** BEGIN **
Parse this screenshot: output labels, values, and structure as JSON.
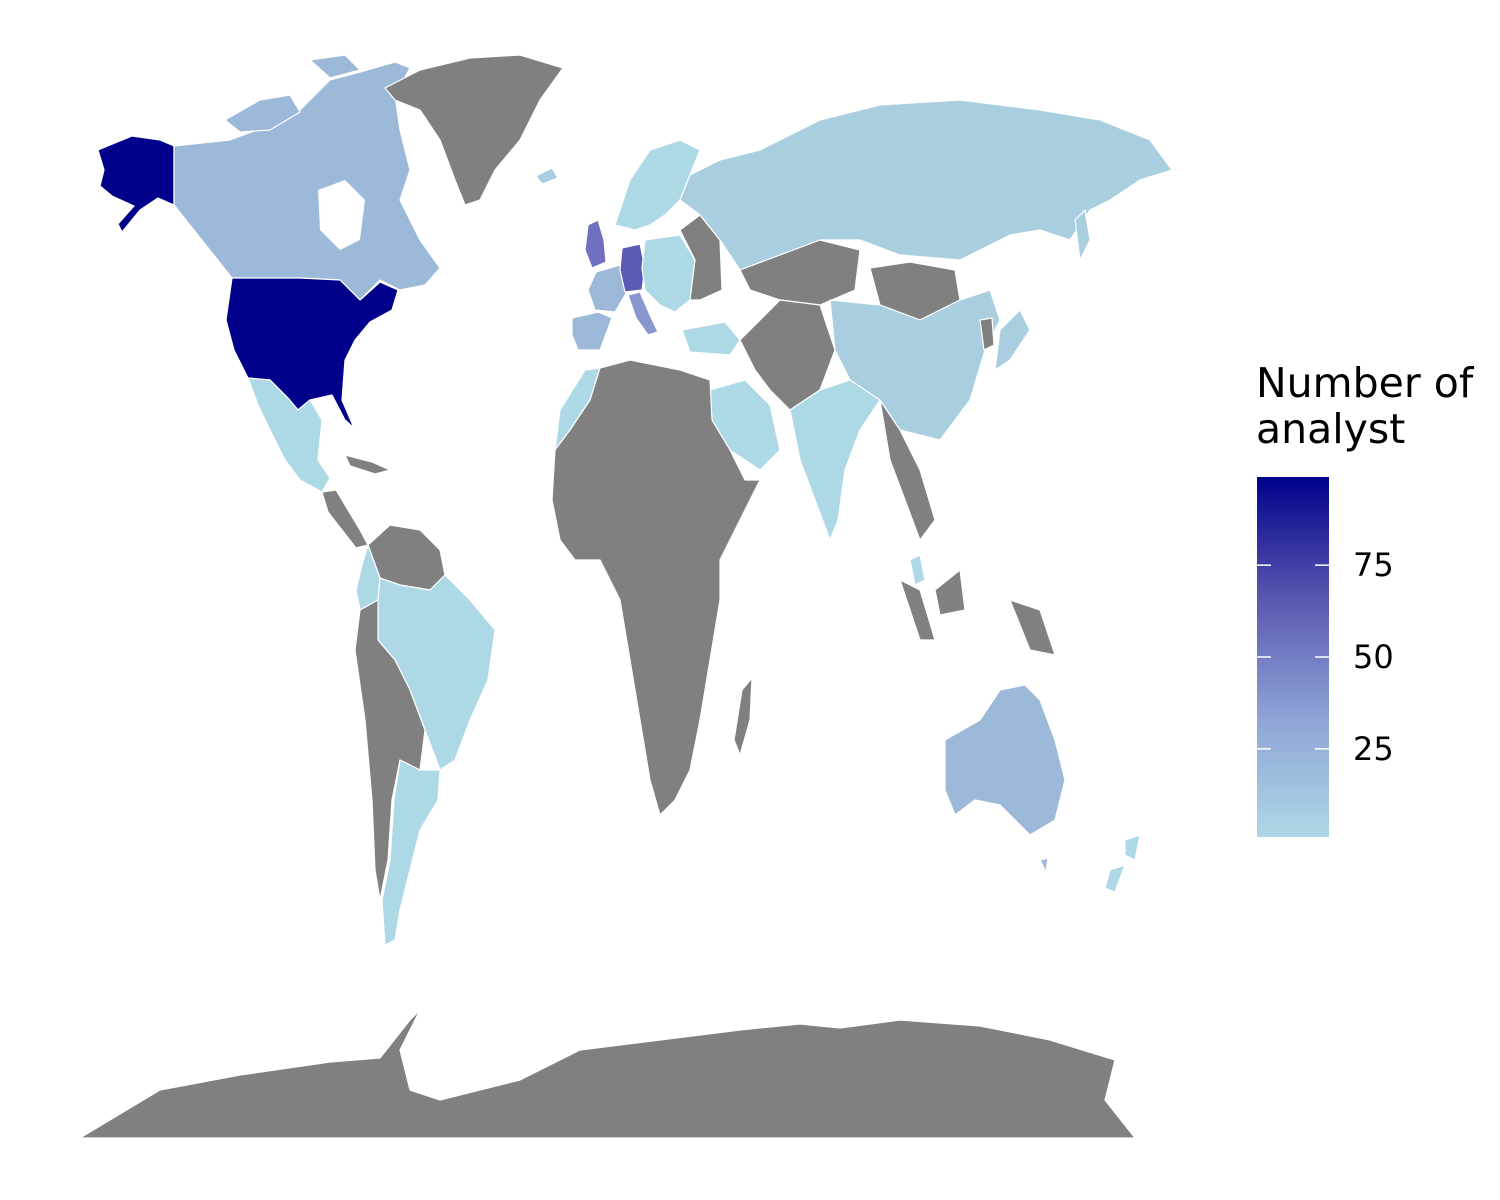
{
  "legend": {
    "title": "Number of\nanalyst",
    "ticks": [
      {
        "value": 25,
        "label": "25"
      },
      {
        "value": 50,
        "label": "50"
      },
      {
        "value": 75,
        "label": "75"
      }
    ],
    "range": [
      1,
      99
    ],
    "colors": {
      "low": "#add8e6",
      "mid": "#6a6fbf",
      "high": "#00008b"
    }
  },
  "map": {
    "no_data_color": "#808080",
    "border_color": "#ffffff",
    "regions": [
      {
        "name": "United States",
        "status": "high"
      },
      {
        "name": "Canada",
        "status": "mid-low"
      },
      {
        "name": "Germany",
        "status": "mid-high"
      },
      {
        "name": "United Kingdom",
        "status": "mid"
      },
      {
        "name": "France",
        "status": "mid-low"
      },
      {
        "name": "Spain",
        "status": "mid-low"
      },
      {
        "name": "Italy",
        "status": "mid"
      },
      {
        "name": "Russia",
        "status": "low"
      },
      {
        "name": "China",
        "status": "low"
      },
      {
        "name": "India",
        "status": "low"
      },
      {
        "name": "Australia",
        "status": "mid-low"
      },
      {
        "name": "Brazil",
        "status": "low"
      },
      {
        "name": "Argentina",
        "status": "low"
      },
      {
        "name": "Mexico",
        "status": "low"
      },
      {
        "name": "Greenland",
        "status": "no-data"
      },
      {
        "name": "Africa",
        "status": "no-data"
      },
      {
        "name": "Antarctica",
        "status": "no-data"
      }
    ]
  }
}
** END **
** BEGIN **
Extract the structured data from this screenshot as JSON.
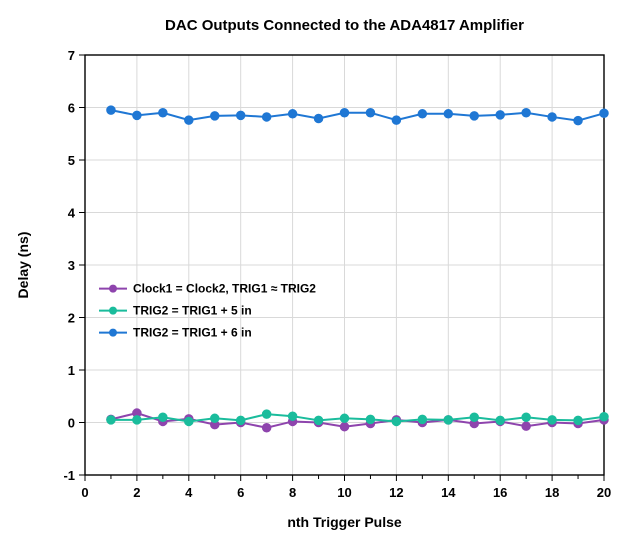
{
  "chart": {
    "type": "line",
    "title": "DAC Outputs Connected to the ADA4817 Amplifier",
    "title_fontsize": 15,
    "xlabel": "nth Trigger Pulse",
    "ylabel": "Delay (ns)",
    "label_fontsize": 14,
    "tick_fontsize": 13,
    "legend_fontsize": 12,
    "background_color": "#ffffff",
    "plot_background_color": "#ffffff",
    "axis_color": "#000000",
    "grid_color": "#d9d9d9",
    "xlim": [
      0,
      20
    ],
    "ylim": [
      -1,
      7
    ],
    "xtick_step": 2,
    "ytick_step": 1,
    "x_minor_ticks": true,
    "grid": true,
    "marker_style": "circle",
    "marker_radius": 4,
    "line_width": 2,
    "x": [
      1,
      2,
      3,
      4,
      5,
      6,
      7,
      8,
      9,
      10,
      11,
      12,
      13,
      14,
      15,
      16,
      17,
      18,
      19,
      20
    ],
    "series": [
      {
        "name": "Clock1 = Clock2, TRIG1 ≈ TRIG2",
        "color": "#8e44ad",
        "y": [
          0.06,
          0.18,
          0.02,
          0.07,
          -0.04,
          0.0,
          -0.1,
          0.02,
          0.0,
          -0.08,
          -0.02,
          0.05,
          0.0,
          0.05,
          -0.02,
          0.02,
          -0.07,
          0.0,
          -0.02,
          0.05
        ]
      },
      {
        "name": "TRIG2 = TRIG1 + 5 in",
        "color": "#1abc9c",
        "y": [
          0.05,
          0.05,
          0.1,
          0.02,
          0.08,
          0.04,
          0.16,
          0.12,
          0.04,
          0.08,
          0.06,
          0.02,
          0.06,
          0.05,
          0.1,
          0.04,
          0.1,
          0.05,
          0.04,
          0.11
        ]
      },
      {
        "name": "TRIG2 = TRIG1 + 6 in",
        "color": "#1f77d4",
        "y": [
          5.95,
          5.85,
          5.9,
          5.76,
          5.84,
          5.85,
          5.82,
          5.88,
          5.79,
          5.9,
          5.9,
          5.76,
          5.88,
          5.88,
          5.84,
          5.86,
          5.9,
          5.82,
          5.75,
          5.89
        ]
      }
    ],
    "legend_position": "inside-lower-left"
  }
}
** END **
» **What is required**
Search the data for the word "this" and copy each line where it appears.

» **Response to the exercise**
Parse this screenshot: output labels, values, and structure as JSON.
Extract the structured data from this screenshot as JSON.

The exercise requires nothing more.